▸ **Reading passage**:
────────────────────────────────────────

We had arrived early, to allow us time to buy a beer, find some seats, whilst soaking up the atmosphere as people slowly filtered in.

Almost show time

As 8pm approached, the announcer introduced the night’s events, and then a women rode around the sand area waving an American flag, whilst the sound system blasted out a very patriotic song.
With everyone feeling very pumped, the first events commenced.

The first event was a cow lasso competition. With a young calf being released for a cow boy to lasso, place on the ground and then their feet had to be tied.

First event

Sat in anticipation, the first calf was released, the cowboy set off after it on his horse. He prepared is lasso, ready to round up the calf. In one swift movement, the rope was heading towards the young cow…

He missed, and the young calf ran free to the other side of the giant sand pit.

Nearly

The other two cowboys were more successful.

Managing to lasso the calfs and bind their feet.

After the gents, it was the ladies turn to try.
Three young cow girls, dressed in denim jeans and flannel shirts and their cow girl hats.

We had hoped that the cow girls would show the guys how it was done.

Sadly, all three of them failed to lasso the calf, as they bolted out of the gate.The next event involved riders negotiating an obstacle course, with the winner being the rider who completed it the quickest.

────────────────────────────────────────

Condense the paragraph of the rodeo account that begins "As 8pm approached" into a shorter version that keeps its main facts. Use only the rodeo account to complete the work.

────────────────────────────────────────

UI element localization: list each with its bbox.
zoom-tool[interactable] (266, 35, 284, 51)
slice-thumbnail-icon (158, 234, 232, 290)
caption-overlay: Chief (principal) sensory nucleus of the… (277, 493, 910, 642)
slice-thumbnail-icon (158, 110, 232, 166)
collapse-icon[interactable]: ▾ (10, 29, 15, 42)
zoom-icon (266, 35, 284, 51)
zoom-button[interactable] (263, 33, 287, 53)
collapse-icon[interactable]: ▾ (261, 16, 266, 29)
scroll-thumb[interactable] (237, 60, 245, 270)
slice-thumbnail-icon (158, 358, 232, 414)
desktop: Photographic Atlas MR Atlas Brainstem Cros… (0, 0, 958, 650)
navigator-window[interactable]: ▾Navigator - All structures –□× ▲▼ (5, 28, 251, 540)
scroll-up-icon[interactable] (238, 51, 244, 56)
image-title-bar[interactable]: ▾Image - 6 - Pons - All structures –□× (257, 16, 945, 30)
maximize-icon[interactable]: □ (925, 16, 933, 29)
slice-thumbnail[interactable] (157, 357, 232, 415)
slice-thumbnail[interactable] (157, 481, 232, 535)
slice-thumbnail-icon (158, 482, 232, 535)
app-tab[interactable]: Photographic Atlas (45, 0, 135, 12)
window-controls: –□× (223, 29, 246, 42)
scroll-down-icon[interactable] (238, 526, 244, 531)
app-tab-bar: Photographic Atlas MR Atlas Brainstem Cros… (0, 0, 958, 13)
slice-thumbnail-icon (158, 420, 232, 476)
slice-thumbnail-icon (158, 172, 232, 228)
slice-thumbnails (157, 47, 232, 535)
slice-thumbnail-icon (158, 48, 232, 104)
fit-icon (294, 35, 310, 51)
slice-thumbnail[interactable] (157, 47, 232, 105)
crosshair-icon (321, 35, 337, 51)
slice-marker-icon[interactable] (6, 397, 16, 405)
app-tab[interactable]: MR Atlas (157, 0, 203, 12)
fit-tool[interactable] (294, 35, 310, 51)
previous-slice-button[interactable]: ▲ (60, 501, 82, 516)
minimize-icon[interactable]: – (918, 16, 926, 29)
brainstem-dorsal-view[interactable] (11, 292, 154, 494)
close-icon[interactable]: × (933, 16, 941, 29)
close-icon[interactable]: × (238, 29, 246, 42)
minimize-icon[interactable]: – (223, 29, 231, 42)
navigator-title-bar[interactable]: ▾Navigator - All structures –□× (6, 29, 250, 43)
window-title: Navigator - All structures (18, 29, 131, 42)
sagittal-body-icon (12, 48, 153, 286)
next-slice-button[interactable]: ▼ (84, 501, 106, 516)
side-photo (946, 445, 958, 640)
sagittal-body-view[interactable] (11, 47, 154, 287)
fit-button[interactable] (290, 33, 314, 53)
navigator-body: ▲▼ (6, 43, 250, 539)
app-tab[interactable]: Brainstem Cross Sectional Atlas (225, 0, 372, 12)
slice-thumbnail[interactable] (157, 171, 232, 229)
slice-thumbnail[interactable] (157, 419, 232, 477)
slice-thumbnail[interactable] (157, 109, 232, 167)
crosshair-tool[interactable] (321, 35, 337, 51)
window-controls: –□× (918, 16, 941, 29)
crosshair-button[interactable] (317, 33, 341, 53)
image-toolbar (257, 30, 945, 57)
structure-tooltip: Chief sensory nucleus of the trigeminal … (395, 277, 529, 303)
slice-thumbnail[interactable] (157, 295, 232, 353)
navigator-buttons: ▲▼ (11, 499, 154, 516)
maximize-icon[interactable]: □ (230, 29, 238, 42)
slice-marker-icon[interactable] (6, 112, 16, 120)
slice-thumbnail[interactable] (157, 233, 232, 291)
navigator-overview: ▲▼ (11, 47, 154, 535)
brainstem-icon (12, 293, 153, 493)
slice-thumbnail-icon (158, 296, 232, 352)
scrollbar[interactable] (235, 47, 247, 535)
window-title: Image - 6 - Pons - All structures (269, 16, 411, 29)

────────────────────────────────────────

▸ **Answer to the problem**: Near 8pm, the announcer introduced the evening's events. A woman then rode around the sand area waving an American flag while a very patriotic song blared. With everyone excited, the first events began.